━━━━━ Given entries ━━━━━
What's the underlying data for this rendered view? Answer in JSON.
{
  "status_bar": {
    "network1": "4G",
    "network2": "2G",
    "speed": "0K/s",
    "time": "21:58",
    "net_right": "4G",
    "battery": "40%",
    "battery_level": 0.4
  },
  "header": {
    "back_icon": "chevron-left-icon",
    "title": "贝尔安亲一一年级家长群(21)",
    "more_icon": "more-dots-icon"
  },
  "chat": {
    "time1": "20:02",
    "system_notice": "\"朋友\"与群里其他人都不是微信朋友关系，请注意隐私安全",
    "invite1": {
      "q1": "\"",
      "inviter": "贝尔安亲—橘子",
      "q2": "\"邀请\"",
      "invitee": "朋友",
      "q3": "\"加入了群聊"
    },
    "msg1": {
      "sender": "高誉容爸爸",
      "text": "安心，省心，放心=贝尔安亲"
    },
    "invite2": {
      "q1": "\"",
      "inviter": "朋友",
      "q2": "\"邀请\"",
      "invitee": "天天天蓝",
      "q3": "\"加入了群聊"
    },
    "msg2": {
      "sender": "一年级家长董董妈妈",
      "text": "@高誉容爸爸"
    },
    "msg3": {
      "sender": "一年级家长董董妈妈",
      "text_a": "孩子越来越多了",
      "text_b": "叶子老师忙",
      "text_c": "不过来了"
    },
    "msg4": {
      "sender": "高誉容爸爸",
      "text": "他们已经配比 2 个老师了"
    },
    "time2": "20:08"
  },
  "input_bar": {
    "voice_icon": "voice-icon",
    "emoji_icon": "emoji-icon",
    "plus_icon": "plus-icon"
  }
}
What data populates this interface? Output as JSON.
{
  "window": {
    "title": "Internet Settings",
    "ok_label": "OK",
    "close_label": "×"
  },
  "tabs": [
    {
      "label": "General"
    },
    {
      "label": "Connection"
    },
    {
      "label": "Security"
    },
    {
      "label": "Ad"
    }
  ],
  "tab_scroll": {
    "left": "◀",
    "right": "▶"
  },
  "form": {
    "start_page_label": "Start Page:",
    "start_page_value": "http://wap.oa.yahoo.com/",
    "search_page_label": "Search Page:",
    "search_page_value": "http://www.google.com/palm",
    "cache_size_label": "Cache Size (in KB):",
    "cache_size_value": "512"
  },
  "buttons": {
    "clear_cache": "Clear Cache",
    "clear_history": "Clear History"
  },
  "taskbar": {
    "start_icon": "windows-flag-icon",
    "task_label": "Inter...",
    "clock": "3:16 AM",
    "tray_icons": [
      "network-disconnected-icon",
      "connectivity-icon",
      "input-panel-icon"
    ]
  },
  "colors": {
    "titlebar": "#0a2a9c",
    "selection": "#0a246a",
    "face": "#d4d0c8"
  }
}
━━━━━
What to do →
The records above are to be repeated exactly, in their entirety.

Response →
What's the underlying data for this rendered view? Answer in JSON.
{
  "status_bar": {
    "network1": "4G",
    "network2": "2G",
    "speed": "0K/s",
    "time": "21:58",
    "net_right": "4G",
    "battery": "40%",
    "battery_level": 0.4
  },
  "header": {
    "back_icon": "chevron-left-icon",
    "title": "贝尔安亲一一年级家长群(21)",
    "more_icon": "more-dots-icon"
  },
  "chat": {
    "time1": "20:02",
    "system_notice": "\"朋友\"与群里其他人都不是微信朋友关系，请注意隐私安全",
    "invite1": {
      "q1": "\"",
      "inviter": "贝尔安亲—橘子",
      "q2": "\"邀请\"",
      "invitee": "朋友",
      "q3": "\"加入了群聊"
    },
    "msg1": {
      "sender": "高誉容爸爸",
      "text": "安心，省心，放心=贝尔安亲"
    },
    "invite2": {
      "q1": "\"",
      "inviter": "朋友",
      "q2": "\"邀请\"",
      "invitee": "天天天蓝",
      "q3": "\"加入了群聊"
    },
    "msg2": {
      "sender": "一年级家长董董妈妈",
      "text": "@高誉容爸爸"
    },
    "msg3": {
      "sender": "一年级家长董董妈妈",
      "text_a": "孩子越来越多了",
      "text_b": "叶子老师忙",
      "text_c": "不过来了"
    },
    "msg4": {
      "sender": "高誉容爸爸",
      "text": "他们已经配比 2 个老师了"
    },
    "time2": "20:08"
  },
  "input_bar": {
    "voice_icon": "voice-icon",
    "emoji_icon": "emoji-icon",
    "plus_icon": "plus-icon"
  }
}
What data populates this interface? Output as JSON.
{
  "window": {
    "title": "Internet Settings",
    "ok_label": "OK",
    "close_label": "×"
  },
  "tabs": [
    {
      "label": "General"
    },
    {
      "label": "Connection"
    },
    {
      "label": "Security"
    },
    {
      "label": "Ad"
    }
  ],
  "tab_scroll": {
    "left": "◀",
    "right": "▶"
  },
  "form": {
    "start_page_label": "Start Page:",
    "start_page_value": "http://wap.oa.yahoo.com/",
    "search_page_label": "Search Page:",
    "search_page_value": "http://www.google.com/palm",
    "cache_size_label": "Cache Size (in KB):",
    "cache_size_value": "512"
  },
  "buttons": {
    "clear_cache": "Clear Cache",
    "clear_history": "Clear History"
  },
  "taskbar": {
    "start_icon": "windows-flag-icon",
    "task_label": "Inter...",
    "clock": "3:16 AM",
    "tray_icons": [
      "network-disconnected-icon",
      "connectivity-icon",
      "input-panel-icon"
    ]
  },
  "colors": {
    "titlebar": "#0a2a9c",
    "selection": "#0a246a",
    "face": "#d4d0c8"
  }
}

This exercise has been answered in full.